▶ Job: Please list all lines of the material below in which the string "color" occurs.

▶ Listed records:

++++

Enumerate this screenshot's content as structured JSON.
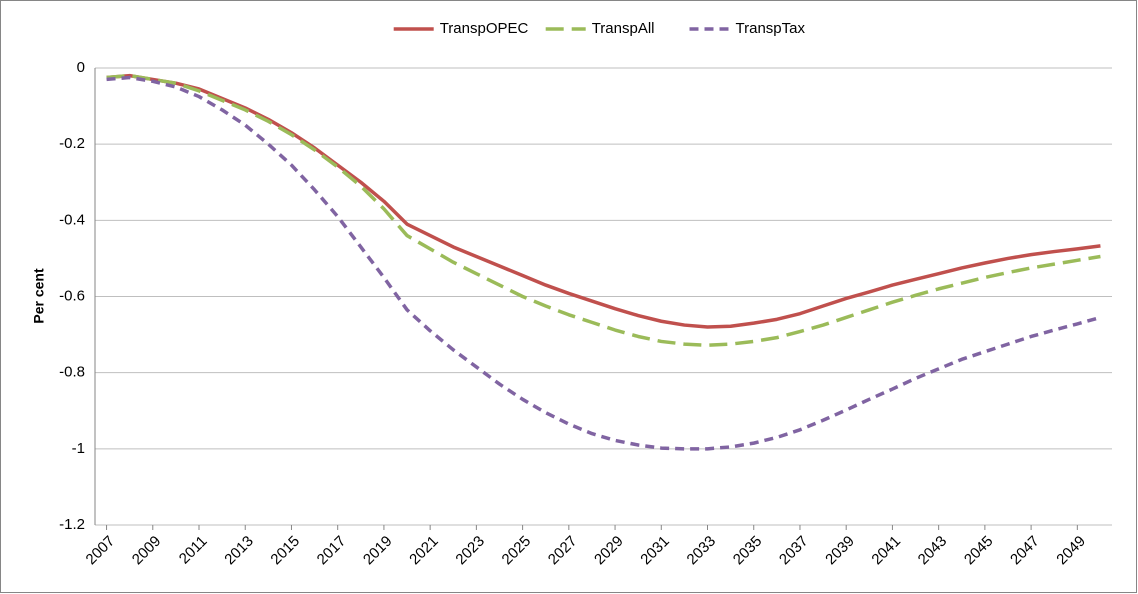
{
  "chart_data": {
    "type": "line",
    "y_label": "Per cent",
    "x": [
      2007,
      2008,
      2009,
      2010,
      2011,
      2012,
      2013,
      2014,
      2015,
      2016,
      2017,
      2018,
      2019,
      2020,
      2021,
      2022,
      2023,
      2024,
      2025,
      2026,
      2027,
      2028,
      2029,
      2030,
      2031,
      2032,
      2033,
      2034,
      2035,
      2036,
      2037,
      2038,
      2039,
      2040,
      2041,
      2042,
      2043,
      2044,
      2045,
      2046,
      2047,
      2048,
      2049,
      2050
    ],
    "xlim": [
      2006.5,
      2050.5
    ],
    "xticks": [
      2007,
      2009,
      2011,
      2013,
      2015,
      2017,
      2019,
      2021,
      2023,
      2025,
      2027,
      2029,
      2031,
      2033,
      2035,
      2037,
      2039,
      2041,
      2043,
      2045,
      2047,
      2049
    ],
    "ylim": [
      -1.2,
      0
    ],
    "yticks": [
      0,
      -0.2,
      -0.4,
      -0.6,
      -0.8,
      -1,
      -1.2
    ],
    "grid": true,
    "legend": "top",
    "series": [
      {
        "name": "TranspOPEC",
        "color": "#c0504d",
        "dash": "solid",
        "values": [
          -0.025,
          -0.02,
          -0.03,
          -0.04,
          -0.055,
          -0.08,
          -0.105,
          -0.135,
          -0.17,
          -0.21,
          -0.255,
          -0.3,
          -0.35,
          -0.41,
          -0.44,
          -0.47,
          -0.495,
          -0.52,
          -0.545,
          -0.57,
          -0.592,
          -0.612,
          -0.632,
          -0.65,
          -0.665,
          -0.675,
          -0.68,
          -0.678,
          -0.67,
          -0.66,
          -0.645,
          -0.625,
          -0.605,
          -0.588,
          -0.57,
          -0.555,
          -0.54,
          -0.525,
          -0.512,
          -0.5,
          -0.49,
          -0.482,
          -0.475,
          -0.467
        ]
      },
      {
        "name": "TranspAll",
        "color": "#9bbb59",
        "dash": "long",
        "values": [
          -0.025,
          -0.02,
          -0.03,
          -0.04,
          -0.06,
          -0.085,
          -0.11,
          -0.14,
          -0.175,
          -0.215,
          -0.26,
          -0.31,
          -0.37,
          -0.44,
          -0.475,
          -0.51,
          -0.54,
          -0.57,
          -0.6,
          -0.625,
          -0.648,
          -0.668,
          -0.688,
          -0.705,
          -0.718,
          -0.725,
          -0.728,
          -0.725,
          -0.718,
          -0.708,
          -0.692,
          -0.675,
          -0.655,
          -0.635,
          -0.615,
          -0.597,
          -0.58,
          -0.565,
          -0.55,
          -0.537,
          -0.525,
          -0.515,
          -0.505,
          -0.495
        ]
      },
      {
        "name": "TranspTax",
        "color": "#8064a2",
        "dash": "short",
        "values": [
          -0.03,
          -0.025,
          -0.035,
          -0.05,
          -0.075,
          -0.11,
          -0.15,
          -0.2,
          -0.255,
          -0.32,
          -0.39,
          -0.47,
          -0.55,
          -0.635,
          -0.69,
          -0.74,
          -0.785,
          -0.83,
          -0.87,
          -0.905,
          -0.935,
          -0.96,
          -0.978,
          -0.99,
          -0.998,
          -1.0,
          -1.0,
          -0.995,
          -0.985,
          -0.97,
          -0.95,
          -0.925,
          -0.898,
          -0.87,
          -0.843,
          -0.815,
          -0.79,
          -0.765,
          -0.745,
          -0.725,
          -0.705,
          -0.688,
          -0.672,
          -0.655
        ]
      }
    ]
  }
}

++++

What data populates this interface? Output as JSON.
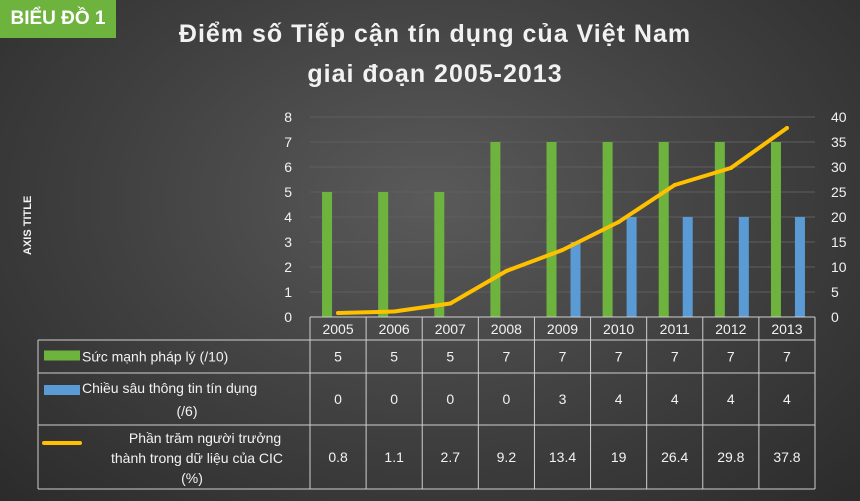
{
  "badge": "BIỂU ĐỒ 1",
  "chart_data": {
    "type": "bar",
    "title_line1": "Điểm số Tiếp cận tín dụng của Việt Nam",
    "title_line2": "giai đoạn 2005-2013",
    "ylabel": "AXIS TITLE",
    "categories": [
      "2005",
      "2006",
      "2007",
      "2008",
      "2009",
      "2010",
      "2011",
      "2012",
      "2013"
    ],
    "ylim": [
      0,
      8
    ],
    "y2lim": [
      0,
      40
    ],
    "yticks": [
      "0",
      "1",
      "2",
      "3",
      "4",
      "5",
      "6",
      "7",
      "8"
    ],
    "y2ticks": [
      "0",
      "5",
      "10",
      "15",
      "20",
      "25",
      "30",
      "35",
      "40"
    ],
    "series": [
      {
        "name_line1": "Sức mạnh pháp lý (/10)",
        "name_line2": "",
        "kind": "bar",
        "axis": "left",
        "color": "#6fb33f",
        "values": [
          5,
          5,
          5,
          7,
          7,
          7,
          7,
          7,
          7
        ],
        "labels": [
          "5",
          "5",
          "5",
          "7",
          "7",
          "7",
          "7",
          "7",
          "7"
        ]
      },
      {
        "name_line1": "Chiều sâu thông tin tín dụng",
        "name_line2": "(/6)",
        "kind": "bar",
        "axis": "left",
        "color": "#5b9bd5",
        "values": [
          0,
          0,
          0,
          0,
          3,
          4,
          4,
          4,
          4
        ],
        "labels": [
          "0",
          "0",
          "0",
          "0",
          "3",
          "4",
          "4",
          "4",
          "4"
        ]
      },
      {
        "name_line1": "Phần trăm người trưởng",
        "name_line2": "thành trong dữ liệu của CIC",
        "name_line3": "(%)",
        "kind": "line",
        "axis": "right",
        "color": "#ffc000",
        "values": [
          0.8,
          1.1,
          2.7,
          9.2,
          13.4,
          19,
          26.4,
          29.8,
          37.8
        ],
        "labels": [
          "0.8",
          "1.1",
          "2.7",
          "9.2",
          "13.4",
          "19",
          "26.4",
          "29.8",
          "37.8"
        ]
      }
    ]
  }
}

++++

▶ Solution to the exercise:
        "color": "#c0504d",
        "color": "#9bbb59",
        "color": "#8064a2",
        "color": "#6fb33f",
        "color": "#5b9bd5",
        "color": "#ffc000",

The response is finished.